Work required | Records follow. Copy every line with "this".

Extracted data entries |

>> begin

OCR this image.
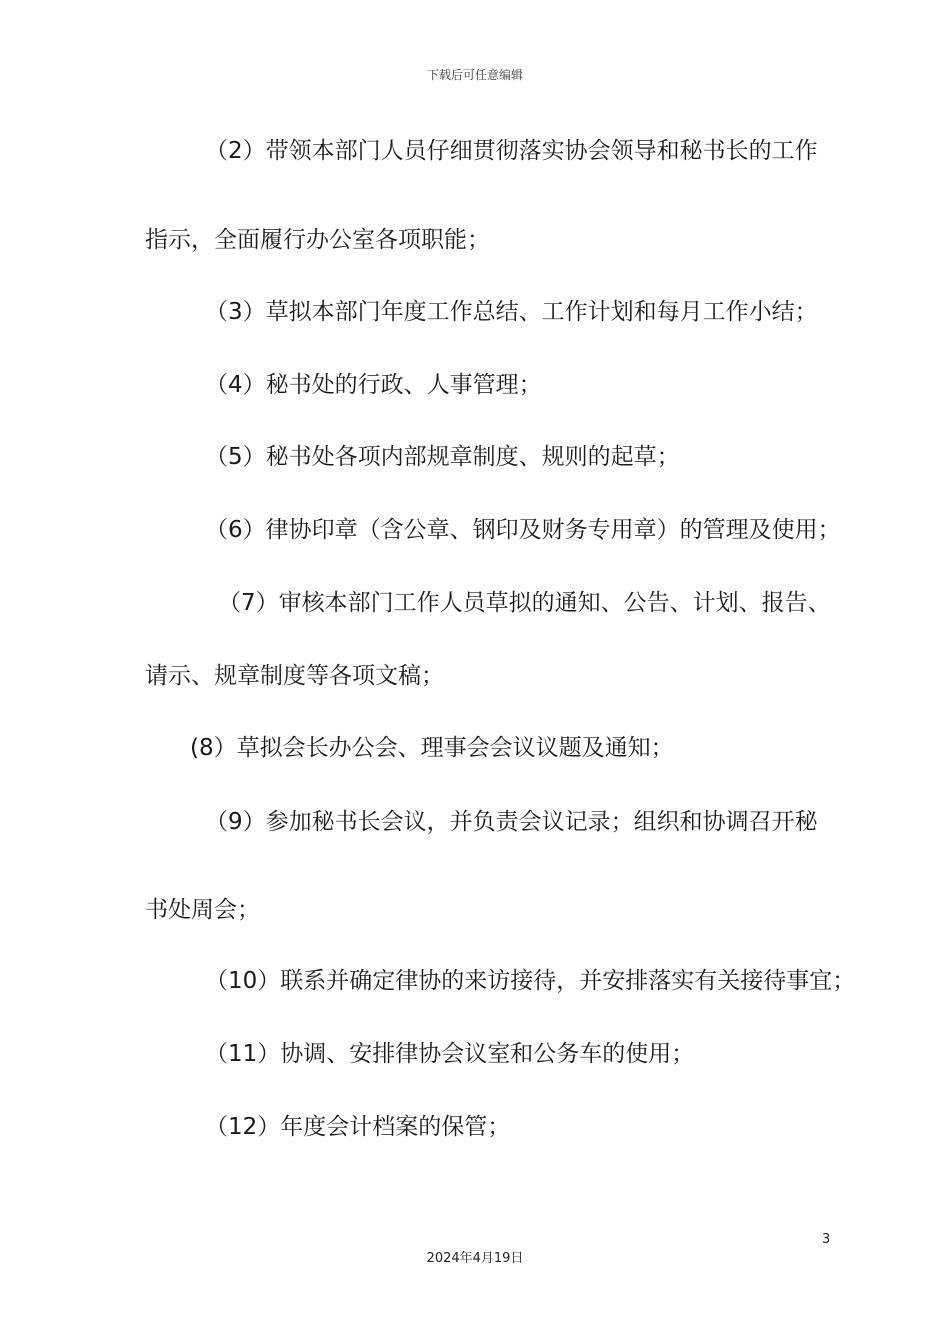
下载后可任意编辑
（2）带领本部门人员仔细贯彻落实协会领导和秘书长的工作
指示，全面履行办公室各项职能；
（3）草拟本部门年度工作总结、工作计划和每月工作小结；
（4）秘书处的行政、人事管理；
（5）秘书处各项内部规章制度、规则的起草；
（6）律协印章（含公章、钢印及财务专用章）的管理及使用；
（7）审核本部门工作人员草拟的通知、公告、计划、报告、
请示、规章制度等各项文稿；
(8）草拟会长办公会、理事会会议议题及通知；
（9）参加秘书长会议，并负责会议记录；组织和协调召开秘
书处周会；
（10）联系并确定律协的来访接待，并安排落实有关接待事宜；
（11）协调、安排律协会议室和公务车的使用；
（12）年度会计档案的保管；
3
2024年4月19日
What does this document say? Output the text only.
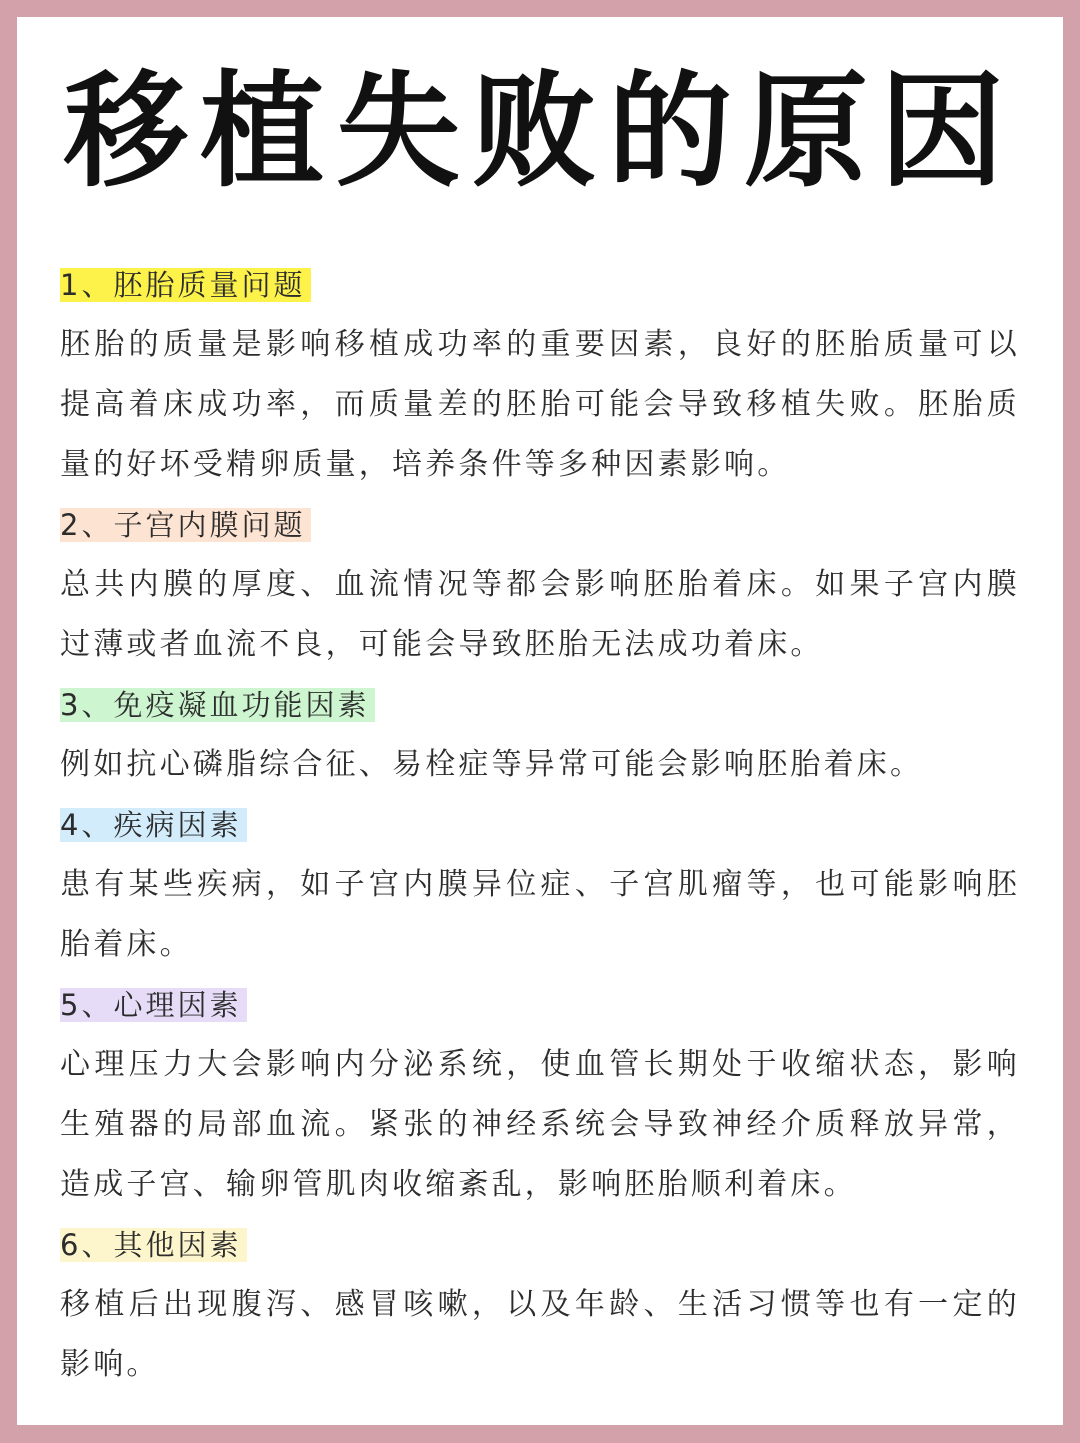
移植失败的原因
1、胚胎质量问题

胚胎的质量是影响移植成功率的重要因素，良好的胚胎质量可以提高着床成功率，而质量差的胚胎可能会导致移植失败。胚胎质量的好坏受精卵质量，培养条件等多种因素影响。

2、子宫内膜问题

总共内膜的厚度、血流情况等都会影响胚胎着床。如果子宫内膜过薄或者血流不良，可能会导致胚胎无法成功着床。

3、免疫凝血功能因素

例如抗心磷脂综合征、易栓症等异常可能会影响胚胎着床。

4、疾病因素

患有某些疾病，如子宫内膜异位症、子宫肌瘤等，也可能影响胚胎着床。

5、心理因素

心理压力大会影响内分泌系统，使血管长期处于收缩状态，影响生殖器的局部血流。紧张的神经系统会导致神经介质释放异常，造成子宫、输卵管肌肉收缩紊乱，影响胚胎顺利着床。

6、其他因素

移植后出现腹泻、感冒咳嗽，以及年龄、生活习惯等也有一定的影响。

>> end

Solution to the exercise |
OCR this image.
What does this document say? Output the text only.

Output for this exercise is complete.